• **What to produce**: Look below and pull out each line with the word "ffffff".

• **Materials provided**:
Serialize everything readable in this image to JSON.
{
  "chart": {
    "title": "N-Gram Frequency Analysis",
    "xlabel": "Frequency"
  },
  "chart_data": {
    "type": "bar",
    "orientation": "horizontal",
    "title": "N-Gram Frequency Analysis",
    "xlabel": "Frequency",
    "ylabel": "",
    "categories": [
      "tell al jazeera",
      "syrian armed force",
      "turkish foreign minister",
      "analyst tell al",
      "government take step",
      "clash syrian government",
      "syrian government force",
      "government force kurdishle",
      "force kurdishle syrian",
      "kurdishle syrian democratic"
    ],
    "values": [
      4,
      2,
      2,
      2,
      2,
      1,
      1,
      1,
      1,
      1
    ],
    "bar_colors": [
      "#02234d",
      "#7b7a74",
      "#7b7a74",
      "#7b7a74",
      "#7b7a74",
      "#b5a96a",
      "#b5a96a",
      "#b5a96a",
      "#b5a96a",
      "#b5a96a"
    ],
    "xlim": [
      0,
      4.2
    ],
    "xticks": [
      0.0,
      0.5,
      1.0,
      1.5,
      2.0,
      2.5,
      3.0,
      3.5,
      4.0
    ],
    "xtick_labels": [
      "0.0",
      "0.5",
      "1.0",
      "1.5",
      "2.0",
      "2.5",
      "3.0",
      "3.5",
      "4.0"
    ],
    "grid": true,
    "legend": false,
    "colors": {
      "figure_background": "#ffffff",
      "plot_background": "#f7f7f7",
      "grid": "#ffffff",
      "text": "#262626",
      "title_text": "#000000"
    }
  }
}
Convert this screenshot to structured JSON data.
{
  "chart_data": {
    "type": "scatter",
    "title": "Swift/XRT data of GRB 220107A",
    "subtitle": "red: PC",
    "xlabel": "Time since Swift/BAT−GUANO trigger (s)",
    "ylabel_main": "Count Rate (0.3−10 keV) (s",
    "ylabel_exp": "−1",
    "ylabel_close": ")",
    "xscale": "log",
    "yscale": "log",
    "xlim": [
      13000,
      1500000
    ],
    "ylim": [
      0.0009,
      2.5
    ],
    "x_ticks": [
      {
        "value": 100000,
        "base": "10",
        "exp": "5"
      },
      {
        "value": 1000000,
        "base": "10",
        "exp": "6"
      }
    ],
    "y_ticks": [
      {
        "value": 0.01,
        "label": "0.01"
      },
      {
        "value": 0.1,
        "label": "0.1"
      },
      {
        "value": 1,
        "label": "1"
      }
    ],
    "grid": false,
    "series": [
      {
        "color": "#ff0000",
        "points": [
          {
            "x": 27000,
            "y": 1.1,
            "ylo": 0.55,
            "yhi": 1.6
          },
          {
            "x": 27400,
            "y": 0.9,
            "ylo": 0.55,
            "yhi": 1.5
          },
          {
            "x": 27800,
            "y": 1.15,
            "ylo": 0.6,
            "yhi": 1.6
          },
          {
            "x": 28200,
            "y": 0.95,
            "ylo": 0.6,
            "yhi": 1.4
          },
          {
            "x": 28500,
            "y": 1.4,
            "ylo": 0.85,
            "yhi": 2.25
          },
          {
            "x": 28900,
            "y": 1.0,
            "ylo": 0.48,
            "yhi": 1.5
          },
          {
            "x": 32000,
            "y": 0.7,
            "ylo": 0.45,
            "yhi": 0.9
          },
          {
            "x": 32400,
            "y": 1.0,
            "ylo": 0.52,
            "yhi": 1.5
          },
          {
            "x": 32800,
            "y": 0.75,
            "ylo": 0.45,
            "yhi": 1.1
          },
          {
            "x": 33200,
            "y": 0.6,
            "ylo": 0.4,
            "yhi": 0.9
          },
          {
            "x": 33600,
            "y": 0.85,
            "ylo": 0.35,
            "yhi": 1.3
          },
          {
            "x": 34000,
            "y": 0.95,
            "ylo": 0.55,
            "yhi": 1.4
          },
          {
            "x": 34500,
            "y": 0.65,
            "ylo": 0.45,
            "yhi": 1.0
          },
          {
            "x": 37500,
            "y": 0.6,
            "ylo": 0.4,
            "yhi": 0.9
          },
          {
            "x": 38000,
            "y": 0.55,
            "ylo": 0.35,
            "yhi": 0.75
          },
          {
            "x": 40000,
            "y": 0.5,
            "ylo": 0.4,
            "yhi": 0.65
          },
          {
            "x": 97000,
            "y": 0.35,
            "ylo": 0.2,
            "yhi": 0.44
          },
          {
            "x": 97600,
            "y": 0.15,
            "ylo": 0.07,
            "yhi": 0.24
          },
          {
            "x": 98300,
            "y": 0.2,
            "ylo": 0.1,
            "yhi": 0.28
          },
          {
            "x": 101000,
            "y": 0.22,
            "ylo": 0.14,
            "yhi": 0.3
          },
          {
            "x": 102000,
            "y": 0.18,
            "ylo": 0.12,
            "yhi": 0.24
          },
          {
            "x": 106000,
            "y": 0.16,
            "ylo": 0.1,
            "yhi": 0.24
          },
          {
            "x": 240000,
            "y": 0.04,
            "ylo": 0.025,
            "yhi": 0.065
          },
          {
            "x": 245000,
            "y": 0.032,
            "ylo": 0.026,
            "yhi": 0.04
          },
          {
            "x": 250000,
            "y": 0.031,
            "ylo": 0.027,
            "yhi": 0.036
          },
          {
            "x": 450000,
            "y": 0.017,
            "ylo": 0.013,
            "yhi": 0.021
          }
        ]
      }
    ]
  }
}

• **Written solution**:
      "figure_background": "#ffffff",
      "grid": "#ffffff",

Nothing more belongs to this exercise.